A fazer
Você pode apresentar todas as linhas das entradas abaixo como uma lista numerada, omitindo as linhas em branco e deixando as imagens de fora?

====

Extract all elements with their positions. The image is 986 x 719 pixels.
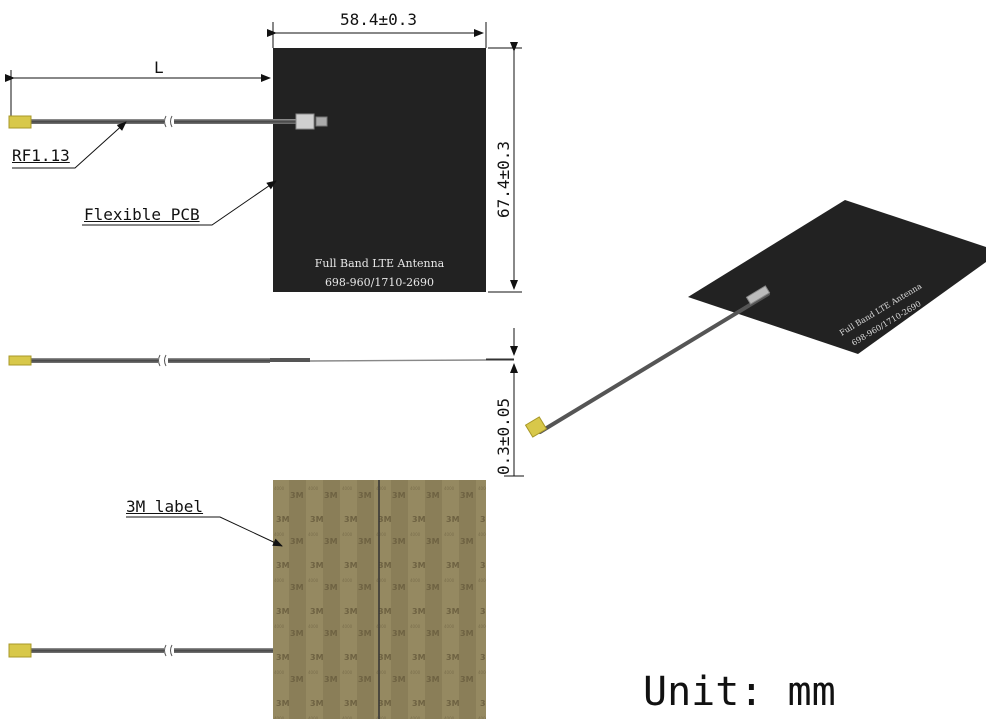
ufl-connector-side bbox=[8, 355, 32, 366]
cable-break-symbol bbox=[164, 115, 173, 128]
pcb-marking-line2: 698-960/1710-2690 bbox=[324, 276, 435, 289]
rf-cable-bottom bbox=[30, 648, 273, 653]
rf-cable-side bbox=[30, 358, 270, 363]
ufl-connector-top bbox=[8, 115, 32, 129]
pcb-callout-leader bbox=[82, 180, 277, 226]
cable-break-gap bbox=[164, 116, 174, 127]
rf-callout-leader bbox=[12, 121, 127, 169]
cable-break-gap-side bbox=[158, 355, 168, 366]
pcb-marking-line1: Full Band LTE Antenna bbox=[314, 257, 445, 270]
thickness-dimension-label: 0.3±0.05 bbox=[494, 397, 513, 475]
cable-end-side bbox=[270, 358, 310, 362]
rf-cable-iso bbox=[538, 292, 770, 434]
adhesive-callout: 3M label bbox=[126, 497, 204, 516]
bottom-view bbox=[8, 480, 486, 719]
label-callout-leader bbox=[126, 516, 283, 547]
flexible-pcb-iso bbox=[688, 200, 986, 354]
cable-solder-iso bbox=[745, 285, 771, 305]
ufl-connector-bottom bbox=[8, 643, 32, 658]
pcb-callout: Flexible PCB bbox=[84, 205, 200, 224]
unit-note: Unit: mm bbox=[643, 669, 836, 715]
feed-pad bbox=[315, 116, 328, 127]
side-view bbox=[8, 328, 524, 477]
isometric-view bbox=[524, 200, 986, 438]
top-view bbox=[5, 22, 522, 293]
flexible-pcb-top bbox=[273, 48, 486, 292]
rf-cable-callout: RF1.13 bbox=[12, 146, 70, 165]
length-dimension-label: L bbox=[154, 58, 164, 77]
pcb-edge-side bbox=[309, 359, 487, 362]
ufl-connector-iso bbox=[524, 416, 548, 438]
width-dimension-label: 58.4±0.3 bbox=[340, 10, 418, 29]
height-dimension-label: 67.4±0.3 bbox=[494, 140, 513, 218]
cable-solder-joint bbox=[295, 113, 315, 130]
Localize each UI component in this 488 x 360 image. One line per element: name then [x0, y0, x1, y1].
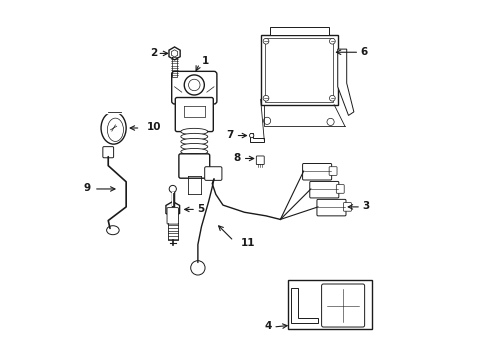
Circle shape — [263, 117, 270, 125]
Polygon shape — [169, 47, 180, 60]
Ellipse shape — [181, 138, 207, 145]
Circle shape — [188, 79, 200, 91]
Ellipse shape — [181, 153, 207, 160]
FancyBboxPatch shape — [256, 156, 264, 165]
Circle shape — [249, 134, 253, 138]
FancyBboxPatch shape — [321, 284, 364, 327]
FancyBboxPatch shape — [343, 203, 351, 211]
FancyBboxPatch shape — [328, 167, 336, 175]
FancyBboxPatch shape — [175, 98, 213, 132]
FancyBboxPatch shape — [171, 71, 217, 104]
Text: 10: 10 — [146, 122, 161, 132]
FancyBboxPatch shape — [102, 147, 113, 158]
Text: 6: 6 — [360, 46, 367, 57]
FancyBboxPatch shape — [316, 199, 346, 216]
Polygon shape — [337, 49, 353, 116]
Circle shape — [190, 261, 204, 275]
Polygon shape — [165, 202, 179, 217]
Ellipse shape — [181, 134, 207, 140]
Text: 3: 3 — [361, 201, 368, 211]
Ellipse shape — [106, 226, 119, 235]
FancyBboxPatch shape — [336, 185, 344, 193]
Text: 11: 11 — [241, 238, 255, 248]
FancyBboxPatch shape — [167, 208, 178, 224]
Ellipse shape — [107, 118, 123, 141]
Text: 4: 4 — [264, 321, 271, 331]
FancyBboxPatch shape — [179, 154, 209, 178]
Circle shape — [326, 118, 333, 126]
Polygon shape — [171, 50, 177, 57]
Ellipse shape — [101, 112, 126, 144]
FancyBboxPatch shape — [204, 167, 222, 180]
Polygon shape — [249, 133, 264, 141]
Text: 2: 2 — [150, 48, 157, 58]
Circle shape — [169, 185, 176, 193]
Text: 5: 5 — [197, 204, 204, 214]
Polygon shape — [290, 288, 317, 323]
Ellipse shape — [181, 148, 207, 155]
Circle shape — [263, 95, 268, 101]
Text: 9: 9 — [84, 183, 91, 193]
Bar — [264, 38, 333, 102]
FancyBboxPatch shape — [302, 163, 331, 180]
Ellipse shape — [181, 143, 207, 150]
Circle shape — [263, 39, 268, 44]
FancyBboxPatch shape — [309, 181, 338, 198]
Bar — [287, 280, 371, 329]
Text: 7: 7 — [226, 130, 233, 140]
Circle shape — [329, 39, 335, 44]
Bar — [260, 35, 337, 105]
Circle shape — [184, 75, 204, 95]
Text: 1: 1 — [201, 56, 208, 66]
Text: 8: 8 — [233, 153, 241, 163]
Ellipse shape — [181, 129, 207, 135]
Bar — [269, 27, 328, 35]
Circle shape — [329, 95, 335, 101]
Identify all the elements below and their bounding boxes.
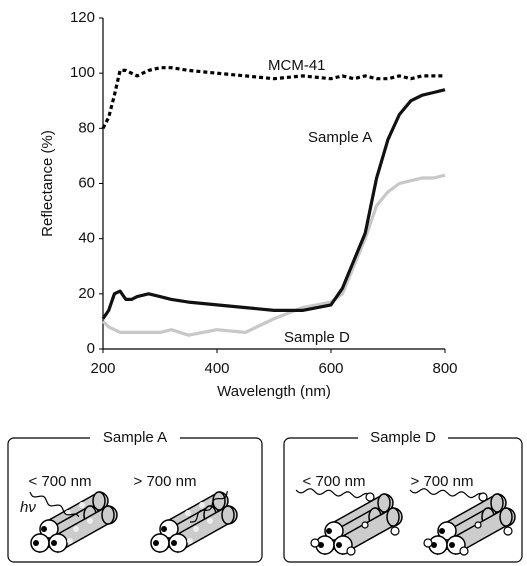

====

Tarefa concluída
1. Extract all elements with their positions. The image is 986 x 719 pixels.
2. ufl-connector-side bbox=[8, 355, 32, 366]
3. cable-break-symbol bbox=[164, 115, 173, 128]
4. pcb-marking-line2: 698-960/1710-2690 bbox=[324, 276, 435, 289]
5. rf-cable-bottom bbox=[30, 648, 273, 653]
6. rf-cable-side bbox=[30, 358, 270, 363]
7. ufl-connector-top bbox=[8, 115, 32, 129]
8. pcb-callout-leader bbox=[82, 180, 277, 226]
9. cable-break-gap bbox=[164, 116, 174, 127]
10. rf-callout-leader bbox=[12, 121, 127, 169]
11. cable-break-gap-side bbox=[158, 355, 168, 366]
12. pcb-marking-line1: Full Band LTE Antenna bbox=[314, 257, 445, 270]
13. thickness-dimension-label: 0.3±0.05 bbox=[494, 397, 513, 475]
14. cable-end-side bbox=[270, 358, 310, 362]
15. rf-cable-iso bbox=[538, 292, 770, 434]
16. adhesive-callout: 3M label bbox=[126, 497, 204, 516]
17. bottom-view bbox=[8, 480, 486, 719]
18. label-callout-leader bbox=[126, 516, 283, 547]
19. flexible-pcb-iso bbox=[688, 200, 986, 354]
20. cable-solder-iso bbox=[745, 285, 771, 305]
21. ufl-connector-bottom bbox=[8, 643, 32, 658]
22. pcb-callout: Flexible PCB bbox=[84, 205, 200, 224]
23. unit-note: Unit: mm bbox=[643, 669, 836, 715]
24. feed-pad bbox=[315, 116, 328, 127]
25. side-view bbox=[8, 328, 524, 477]
26. isometric-view bbox=[524, 200, 986, 438]
27. top-view bbox=[5, 22, 522, 293]
28. flexible-pcb-top bbox=[273, 48, 486, 292]
29. rf-cable-callout: RF1.13 bbox=[12, 146, 70, 165]
30. length-dimension-label: L bbox=[154, 58, 164, 77]
31. pcb-edge-side bbox=[309, 359, 487, 362]
32. ufl-connector-iso bbox=[524, 416, 548, 438]
33. width-dimension-label: 58.4±0.3 bbox=[340, 10, 418, 29]
34. height-dimension-label: 67.4±0.3 bbox=[494, 140, 513, 218]
35. cable-solder-joint bbox=[295, 113, 315, 130]
36. Localize each UI component in this 488 x 360 image. One line per element: name then [x0, y0, x1, y1].
37. Circle shape — [263, 117, 270, 125]
38. Polygon shape — [169, 47, 180, 60]
39. Ellipse shape — [181, 138, 207, 145]
40. Circle shape — [188, 79, 200, 91]
41. Ellipse shape — [181, 153, 207, 160]
42. FancyBboxPatch shape — [256, 156, 264, 165]
43. Circle shape — [249, 134, 253, 138]
44. FancyBboxPatch shape — [321, 284, 364, 327]
45. FancyBboxPatch shape — [343, 203, 351, 211]
46. FancyBboxPatch shape — [328, 167, 336, 175]
47. FancyBboxPatch shape — [175, 98, 213, 132]
48. FancyBboxPatch shape — [171, 71, 217, 104]
49. Text: 10: 10 — [146, 122, 161, 132]
50. FancyBboxPatch shape — [102, 147, 113, 158]
51. Text: 6: 6 — [360, 46, 367, 57]
52. FancyBboxPatch shape — [316, 199, 346, 216]
53. Polygon shape — [337, 49, 353, 116]
54. Circle shape — [190, 261, 204, 275]
55. Polygon shape — [165, 202, 179, 217]
56. Ellipse shape — [181, 134, 207, 140]
57. Text: 3: 3 — [361, 201, 368, 211]
58. Ellipse shape — [106, 226, 119, 235]
59. FancyBboxPatch shape — [336, 185, 344, 193]
60. Text: 11: 11 — [241, 238, 255, 248]
61. FancyBboxPatch shape — [167, 208, 178, 224]
62. Ellipse shape — [107, 118, 123, 141]
63. Text: 4: 4 — [264, 321, 271, 331]
64. FancyBboxPatch shape — [179, 154, 209, 178]
65. Circle shape — [326, 118, 333, 126]
66. Polygon shape — [171, 50, 177, 57]
67. Ellipse shape — [101, 112, 126, 144]
68. FancyBboxPatch shape — [204, 167, 222, 180]
69. Polygon shape — [249, 133, 264, 141]
70. Text: 2: 2 — [150, 48, 157, 58]
71. Circle shape — [169, 185, 176, 193]
72. Text: 5: 5 — [197, 204, 204, 214]
73. Polygon shape — [290, 288, 317, 323]
74. Ellipse shape — [181, 148, 207, 155]
75. Circle shape — [263, 95, 268, 101]
76. Text: 9: 9 — [84, 183, 91, 193]
77. Bar — [264, 38, 333, 102]
78. FancyBboxPatch shape — [302, 163, 331, 180]
79. Ellipse shape — [181, 143, 207, 150]
80. Circle shape — [263, 39, 268, 44]
81. FancyBboxPatch shape — [309, 181, 338, 198]
82. Bar — [287, 280, 371, 329]
83. Text: 7: 7 — [226, 130, 233, 140]
84. Circle shape — [329, 39, 335, 44]
85. Bar — [260, 35, 337, 105]
86. Circle shape — [184, 75, 204, 95]
87. Text: 1: 1 — [201, 56, 208, 66]
88. Text: 8: 8 — [233, 153, 241, 163]
89. Ellipse shape — [181, 129, 207, 135]
90. Bar — [269, 27, 328, 35]
91. Circle shape — [329, 95, 335, 101]
92. Identify all the elements below and their bounding boxes.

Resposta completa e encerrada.